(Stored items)
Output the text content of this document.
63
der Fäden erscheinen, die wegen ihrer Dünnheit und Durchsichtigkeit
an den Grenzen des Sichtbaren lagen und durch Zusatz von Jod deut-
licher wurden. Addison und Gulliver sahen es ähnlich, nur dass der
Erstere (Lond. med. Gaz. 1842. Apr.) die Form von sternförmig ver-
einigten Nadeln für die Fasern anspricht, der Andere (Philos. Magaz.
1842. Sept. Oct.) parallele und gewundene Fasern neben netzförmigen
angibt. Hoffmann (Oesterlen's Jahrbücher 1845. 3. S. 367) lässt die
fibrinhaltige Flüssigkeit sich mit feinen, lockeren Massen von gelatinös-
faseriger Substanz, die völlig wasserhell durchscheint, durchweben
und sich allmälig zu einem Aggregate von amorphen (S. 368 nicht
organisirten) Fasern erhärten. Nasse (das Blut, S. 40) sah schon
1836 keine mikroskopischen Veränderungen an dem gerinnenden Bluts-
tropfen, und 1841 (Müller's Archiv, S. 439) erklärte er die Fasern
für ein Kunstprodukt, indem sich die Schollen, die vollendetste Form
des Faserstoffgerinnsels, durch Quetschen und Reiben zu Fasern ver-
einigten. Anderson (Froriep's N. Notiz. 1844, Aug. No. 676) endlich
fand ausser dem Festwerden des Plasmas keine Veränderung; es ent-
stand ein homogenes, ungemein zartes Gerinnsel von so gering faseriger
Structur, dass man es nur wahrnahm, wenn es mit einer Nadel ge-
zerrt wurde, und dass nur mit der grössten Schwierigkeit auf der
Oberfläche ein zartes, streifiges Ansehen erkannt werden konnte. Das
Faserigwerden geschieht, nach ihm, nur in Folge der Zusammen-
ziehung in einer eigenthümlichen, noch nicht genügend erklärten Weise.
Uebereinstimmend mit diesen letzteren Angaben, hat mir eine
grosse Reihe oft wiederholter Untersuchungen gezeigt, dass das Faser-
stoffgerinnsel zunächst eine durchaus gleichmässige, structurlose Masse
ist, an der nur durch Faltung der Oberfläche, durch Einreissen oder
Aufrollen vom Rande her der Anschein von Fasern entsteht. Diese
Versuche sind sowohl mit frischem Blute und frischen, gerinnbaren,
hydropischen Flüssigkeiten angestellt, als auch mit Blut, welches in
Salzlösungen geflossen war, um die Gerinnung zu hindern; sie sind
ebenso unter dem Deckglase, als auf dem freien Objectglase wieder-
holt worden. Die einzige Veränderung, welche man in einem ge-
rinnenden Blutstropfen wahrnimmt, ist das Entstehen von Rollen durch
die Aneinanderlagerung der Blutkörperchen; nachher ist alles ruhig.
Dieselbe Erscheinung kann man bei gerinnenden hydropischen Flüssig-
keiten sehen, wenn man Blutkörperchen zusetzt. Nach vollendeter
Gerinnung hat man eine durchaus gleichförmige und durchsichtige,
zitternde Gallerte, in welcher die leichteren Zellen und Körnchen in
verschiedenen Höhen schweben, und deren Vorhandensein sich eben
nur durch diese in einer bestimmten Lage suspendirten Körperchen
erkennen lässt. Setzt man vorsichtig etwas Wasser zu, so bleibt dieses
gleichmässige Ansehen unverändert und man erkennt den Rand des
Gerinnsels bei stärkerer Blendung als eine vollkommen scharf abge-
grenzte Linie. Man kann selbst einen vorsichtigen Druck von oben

• [WORK INSTRUCTIONS]: Word for word, restate each of the records above.

• [RESULT]:
Output the text content of this document.
63
der Fäden erscheinen, die wegen ihrer Dünnheit und Durchsichtigkeit
an den Grenzen des Sichtbaren lagen und durch Zusatz von Jod deut-
licher wurden. Addison und Gulliver sahen es ähnlich, nur dass der
Erstere (Lond. med. Gaz. 1842. Apr.) die Form von sternförmig ver-
einigten Nadeln für die Fasern anspricht, der Andere (Philos. Magaz.
1842. Sept. Oct.) parallele und gewundene Fasern neben netzförmigen
angibt. Hoffmann (Oesterlen's Jahrbücher 1845. 3. S. 367) lässt die
fibrinhaltige Flüssigkeit sich mit feinen, lockeren Massen von gelatinös-
faseriger Substanz, die völlig wasserhell durchscheint, durchweben
und sich allmälig zu einem Aggregate von amorphen (S. 368 nicht
organisirten) Fasern erhärten. Nasse (das Blut, S. 40) sah schon
1836 keine mikroskopischen Veränderungen an dem gerinnenden Bluts-
tropfen, und 1841 (Müller's Archiv, S. 439) erklärte er die Fasern
für ein Kunstprodukt, indem sich die Schollen, die vollendetste Form
des Faserstoffgerinnsels, durch Quetschen und Reiben zu Fasern ver-
einigten. Anderson (Froriep's N. Notiz. 1844, Aug. No. 676) endlich
fand ausser dem Festwerden des Plasmas keine Veränderung; es ent-
stand ein homogenes, ungemein zartes Gerinnsel von so gering faseriger
Structur, dass man es nur wahrnahm, wenn es mit einer Nadel ge-
zerrt wurde, und dass nur mit der grössten Schwierigkeit auf der
Oberfläche ein zartes, streifiges Ansehen erkannt werden konnte. Das
Faserigwerden geschieht, nach ihm, nur in Folge der Zusammen-
ziehung in einer eigenthümlichen, noch nicht genügend erklärten Weise.
Uebereinstimmend mit diesen letzteren Angaben, hat mir eine
grosse Reihe oft wiederholter Untersuchungen gezeigt, dass das Faser-
stoffgerinnsel zunächst eine durchaus gleichmässige, structurlose Masse
ist, an der nur durch Faltung der Oberfläche, durch Einreissen oder
Aufrollen vom Rande her der Anschein von Fasern entsteht. Diese
Versuche sind sowohl mit frischem Blute und frischen, gerinnbaren,
hydropischen Flüssigkeiten angestellt, als auch mit Blut, welches in
Salzlösungen geflossen war, um die Gerinnung zu hindern; sie sind
ebenso unter dem Deckglase, als auf dem freien Objectglase wieder-
holt worden. Die einzige Veränderung, welche man in einem ge-
rinnenden Blutstropfen wahrnimmt, ist das Entstehen von Rollen durch
die Aneinanderlagerung der Blutkörperchen; nachher ist alles ruhig.
Dieselbe Erscheinung kann man bei gerinnenden hydropischen Flüssig-
keiten sehen, wenn man Blutkörperchen zusetzt. Nach vollendeter
Gerinnung hat man eine durchaus gleichförmige und durchsichtige,
zitternde Gallerte, in welcher die leichteren Zellen und Körnchen in
verschiedenen Höhen schweben, und deren Vorhandensein sich eben
nur durch diese in einer bestimmten Lage suspendirten Körperchen
erkennen lässt. Setzt man vorsichtig etwas Wasser zu, so bleibt dieses
gleichmässige Ansehen unverändert und man erkennt den Rand des
Gerinnsels bei stärkerer Blendung als eine vollkommen scharf abge-
grenzte Linie. Man kann selbst einen vorsichtigen Druck von oben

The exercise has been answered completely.